-- BEGIN Records for this task --
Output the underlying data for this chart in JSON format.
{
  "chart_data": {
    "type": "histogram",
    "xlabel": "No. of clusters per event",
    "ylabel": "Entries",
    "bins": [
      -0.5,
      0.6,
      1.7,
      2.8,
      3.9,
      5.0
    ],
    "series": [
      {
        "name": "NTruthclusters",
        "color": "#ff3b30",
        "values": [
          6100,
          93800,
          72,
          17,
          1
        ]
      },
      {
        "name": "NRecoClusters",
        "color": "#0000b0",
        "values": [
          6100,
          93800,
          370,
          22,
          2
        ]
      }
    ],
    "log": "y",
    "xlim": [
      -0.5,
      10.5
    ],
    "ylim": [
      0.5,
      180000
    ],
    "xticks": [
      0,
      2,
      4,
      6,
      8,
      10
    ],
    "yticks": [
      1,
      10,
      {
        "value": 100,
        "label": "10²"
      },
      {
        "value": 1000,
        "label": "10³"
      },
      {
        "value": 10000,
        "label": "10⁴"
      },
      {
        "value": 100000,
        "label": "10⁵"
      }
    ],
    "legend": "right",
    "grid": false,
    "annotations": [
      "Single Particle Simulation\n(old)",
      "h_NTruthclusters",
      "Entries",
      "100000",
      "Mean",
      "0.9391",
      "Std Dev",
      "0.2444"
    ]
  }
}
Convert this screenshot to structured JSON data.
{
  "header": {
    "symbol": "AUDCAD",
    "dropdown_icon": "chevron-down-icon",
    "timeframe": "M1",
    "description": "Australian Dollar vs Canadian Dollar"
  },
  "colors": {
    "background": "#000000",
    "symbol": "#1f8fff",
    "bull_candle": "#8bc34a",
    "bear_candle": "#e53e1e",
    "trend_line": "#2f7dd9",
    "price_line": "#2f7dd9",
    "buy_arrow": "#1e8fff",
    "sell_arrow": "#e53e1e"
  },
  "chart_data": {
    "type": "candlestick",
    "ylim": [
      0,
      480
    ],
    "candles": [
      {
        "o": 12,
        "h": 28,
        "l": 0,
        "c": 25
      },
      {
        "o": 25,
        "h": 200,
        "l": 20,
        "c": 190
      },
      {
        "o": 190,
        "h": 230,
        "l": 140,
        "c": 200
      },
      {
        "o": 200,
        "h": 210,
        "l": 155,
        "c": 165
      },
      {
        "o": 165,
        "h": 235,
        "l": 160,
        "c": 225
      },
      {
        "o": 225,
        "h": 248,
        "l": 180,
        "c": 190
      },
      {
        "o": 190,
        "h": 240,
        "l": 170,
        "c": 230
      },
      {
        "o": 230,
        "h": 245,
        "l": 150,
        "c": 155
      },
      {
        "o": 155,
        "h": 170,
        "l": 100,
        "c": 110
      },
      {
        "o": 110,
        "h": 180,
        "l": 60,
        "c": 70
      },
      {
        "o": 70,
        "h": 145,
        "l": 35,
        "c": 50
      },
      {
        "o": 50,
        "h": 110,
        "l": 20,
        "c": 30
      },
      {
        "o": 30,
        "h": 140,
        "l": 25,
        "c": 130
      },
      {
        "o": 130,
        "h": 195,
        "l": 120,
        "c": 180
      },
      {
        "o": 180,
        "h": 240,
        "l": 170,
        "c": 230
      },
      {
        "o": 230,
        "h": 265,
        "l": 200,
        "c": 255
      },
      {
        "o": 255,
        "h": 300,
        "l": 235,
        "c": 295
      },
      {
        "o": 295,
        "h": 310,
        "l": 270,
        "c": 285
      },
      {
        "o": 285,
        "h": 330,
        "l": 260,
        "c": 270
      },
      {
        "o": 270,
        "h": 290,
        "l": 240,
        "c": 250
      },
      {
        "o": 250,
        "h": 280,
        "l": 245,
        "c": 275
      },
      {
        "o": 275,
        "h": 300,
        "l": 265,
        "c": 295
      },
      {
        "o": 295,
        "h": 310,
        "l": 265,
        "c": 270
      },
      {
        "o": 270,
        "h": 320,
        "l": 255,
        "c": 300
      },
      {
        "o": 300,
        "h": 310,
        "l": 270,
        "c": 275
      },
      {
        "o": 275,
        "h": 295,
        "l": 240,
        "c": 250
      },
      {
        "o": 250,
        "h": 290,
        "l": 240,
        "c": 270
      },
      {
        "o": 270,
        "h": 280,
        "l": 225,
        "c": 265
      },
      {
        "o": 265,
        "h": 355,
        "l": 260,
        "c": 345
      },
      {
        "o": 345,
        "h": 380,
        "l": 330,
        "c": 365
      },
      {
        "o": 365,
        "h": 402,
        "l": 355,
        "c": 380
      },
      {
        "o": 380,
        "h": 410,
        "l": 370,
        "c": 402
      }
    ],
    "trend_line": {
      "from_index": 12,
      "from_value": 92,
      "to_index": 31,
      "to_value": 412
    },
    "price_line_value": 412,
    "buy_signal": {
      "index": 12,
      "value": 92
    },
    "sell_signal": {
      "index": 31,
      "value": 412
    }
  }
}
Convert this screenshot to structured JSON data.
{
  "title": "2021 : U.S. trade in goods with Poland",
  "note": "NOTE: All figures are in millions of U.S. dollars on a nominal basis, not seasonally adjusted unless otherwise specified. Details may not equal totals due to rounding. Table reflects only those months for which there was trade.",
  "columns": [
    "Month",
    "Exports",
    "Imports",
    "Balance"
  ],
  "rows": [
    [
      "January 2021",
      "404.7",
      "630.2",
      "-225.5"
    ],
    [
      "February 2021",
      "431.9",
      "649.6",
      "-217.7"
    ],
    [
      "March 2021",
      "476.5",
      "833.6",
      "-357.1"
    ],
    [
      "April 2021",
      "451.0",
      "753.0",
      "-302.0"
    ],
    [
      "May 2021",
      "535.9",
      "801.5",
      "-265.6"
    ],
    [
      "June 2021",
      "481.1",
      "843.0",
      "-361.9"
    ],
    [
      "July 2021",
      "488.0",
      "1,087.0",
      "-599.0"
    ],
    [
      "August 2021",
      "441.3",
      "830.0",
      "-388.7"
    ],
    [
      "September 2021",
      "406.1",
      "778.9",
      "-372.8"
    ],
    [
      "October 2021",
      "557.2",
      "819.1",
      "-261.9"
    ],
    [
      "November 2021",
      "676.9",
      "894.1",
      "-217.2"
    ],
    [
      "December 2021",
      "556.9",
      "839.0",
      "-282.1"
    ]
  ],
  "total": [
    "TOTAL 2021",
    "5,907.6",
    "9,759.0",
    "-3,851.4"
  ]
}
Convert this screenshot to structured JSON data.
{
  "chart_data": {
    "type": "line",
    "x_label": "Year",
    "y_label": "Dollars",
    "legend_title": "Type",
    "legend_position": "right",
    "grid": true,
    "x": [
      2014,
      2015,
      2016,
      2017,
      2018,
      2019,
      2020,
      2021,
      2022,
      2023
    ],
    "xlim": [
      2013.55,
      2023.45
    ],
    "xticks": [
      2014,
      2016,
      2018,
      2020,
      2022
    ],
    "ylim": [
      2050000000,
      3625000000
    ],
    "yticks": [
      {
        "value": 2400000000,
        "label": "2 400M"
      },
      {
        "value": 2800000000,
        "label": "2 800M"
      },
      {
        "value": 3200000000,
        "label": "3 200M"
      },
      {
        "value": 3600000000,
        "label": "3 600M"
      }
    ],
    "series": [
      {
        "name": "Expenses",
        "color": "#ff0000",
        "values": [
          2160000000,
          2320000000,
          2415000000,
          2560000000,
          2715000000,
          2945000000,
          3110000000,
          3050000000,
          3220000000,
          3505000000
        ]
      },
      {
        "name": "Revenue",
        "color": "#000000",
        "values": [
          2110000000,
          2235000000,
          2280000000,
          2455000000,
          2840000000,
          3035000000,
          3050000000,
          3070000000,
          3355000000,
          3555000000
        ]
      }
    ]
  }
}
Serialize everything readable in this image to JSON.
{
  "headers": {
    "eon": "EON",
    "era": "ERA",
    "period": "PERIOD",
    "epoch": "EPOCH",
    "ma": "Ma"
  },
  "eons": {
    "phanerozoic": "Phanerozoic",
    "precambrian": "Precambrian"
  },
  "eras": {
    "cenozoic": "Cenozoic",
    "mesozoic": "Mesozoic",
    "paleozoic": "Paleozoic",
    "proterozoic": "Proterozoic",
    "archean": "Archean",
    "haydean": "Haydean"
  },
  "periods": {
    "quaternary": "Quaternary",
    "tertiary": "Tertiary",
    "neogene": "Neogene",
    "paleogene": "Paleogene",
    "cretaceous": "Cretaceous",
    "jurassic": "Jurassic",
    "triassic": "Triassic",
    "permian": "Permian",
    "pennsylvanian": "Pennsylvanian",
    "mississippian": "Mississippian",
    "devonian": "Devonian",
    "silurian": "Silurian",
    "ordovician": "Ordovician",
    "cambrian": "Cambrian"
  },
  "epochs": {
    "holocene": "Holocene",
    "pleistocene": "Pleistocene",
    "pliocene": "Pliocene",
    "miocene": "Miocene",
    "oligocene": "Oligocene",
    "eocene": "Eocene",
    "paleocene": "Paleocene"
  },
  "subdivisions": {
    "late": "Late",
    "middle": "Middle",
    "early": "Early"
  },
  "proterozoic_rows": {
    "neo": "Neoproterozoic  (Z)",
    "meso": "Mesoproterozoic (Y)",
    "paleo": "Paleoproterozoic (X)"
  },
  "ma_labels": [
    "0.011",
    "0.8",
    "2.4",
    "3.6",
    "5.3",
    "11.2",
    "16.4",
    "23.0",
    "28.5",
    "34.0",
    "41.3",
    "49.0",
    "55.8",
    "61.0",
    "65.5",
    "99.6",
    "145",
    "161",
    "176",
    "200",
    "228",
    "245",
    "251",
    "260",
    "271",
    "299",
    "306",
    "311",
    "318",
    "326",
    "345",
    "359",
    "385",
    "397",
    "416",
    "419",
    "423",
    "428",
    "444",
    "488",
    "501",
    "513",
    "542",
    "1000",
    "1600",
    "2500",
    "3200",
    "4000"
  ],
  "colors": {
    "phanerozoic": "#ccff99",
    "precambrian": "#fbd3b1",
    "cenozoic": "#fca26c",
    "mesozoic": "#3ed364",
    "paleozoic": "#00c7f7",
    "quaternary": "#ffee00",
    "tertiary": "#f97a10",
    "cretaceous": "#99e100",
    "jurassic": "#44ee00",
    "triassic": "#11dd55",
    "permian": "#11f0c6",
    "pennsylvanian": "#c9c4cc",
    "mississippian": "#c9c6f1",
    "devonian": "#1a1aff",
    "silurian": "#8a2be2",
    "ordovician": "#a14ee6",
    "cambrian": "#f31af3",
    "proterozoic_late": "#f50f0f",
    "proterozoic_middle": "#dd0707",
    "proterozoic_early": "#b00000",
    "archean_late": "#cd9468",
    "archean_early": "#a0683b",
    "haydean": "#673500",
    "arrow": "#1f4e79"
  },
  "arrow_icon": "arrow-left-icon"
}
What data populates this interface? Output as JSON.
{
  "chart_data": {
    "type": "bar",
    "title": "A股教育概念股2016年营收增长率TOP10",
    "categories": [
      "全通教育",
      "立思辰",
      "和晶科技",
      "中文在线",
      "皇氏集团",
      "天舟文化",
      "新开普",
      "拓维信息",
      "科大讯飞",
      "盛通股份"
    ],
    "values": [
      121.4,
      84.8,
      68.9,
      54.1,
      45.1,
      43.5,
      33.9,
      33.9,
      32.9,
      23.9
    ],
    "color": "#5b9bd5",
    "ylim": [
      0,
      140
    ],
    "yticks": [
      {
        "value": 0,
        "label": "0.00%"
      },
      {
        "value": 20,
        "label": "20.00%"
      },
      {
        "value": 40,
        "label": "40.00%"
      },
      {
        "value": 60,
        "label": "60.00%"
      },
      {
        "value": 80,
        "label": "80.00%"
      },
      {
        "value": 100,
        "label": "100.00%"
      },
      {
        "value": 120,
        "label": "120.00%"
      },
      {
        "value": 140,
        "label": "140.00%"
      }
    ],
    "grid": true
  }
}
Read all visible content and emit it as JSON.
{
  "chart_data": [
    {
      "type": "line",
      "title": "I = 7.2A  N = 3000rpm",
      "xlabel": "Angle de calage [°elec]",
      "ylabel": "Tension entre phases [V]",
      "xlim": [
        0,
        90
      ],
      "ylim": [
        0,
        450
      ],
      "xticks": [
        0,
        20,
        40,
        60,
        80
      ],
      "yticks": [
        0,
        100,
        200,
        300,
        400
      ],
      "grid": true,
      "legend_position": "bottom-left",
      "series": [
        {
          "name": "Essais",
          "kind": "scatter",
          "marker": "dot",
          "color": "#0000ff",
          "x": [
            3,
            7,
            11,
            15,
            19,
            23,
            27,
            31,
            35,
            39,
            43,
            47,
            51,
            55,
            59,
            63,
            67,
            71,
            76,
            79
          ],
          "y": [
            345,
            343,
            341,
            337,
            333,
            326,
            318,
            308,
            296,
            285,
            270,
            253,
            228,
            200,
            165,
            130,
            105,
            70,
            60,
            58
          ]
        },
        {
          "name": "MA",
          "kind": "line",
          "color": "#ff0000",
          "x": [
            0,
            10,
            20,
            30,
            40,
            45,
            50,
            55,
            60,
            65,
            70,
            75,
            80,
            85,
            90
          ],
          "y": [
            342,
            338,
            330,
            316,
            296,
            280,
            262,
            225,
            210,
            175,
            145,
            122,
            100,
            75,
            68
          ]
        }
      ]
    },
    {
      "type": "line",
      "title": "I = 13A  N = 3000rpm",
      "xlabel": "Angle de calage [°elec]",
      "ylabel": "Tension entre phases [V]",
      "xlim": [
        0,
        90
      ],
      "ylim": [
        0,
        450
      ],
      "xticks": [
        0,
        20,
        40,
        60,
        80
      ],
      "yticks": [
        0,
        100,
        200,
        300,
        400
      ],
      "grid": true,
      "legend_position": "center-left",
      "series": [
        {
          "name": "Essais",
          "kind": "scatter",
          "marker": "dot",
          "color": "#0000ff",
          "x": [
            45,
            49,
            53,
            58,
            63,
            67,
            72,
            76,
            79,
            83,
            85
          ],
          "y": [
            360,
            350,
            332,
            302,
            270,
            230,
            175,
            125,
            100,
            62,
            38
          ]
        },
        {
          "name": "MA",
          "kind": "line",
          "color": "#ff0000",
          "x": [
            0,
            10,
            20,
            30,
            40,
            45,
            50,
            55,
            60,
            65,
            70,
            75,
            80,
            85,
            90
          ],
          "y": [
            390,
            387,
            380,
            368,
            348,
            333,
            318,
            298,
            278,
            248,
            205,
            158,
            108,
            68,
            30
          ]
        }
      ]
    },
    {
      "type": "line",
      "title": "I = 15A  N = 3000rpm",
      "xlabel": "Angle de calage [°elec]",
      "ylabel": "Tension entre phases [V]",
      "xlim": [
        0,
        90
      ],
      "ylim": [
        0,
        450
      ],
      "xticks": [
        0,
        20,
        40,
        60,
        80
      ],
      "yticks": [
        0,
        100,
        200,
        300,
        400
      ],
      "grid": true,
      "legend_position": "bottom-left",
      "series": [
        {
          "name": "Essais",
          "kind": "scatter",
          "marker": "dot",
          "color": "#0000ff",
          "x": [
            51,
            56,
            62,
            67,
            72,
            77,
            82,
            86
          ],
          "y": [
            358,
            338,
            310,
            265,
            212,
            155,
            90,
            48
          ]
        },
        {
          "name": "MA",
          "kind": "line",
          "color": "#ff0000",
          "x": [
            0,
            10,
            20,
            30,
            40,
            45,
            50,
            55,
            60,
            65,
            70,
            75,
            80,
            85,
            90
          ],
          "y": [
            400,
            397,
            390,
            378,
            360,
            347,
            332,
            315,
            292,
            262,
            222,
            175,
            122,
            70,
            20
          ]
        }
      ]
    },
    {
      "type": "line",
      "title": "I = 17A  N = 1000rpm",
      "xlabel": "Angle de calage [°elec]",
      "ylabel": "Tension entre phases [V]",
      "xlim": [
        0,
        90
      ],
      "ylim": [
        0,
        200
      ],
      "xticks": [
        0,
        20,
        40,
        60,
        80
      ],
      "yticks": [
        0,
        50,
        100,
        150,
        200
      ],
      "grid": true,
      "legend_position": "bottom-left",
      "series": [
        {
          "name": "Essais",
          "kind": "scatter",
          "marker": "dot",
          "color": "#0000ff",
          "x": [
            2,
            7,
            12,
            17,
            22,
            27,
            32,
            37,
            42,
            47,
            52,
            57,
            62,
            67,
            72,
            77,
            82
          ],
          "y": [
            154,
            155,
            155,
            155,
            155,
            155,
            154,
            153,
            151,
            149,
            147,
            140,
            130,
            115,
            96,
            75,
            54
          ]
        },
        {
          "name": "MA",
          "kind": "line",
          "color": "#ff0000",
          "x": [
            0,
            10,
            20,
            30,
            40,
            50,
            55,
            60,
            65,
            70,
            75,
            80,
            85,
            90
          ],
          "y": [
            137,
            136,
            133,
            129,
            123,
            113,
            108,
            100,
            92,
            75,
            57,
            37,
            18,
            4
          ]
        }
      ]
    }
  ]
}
-- END Records for this task --
§ **Do this**: Locate the word "silurian" in the records and collect each line it appears in.

§ **Exercise result**:
    "silurian": "Silurian",
    "silurian": "#8a2be2",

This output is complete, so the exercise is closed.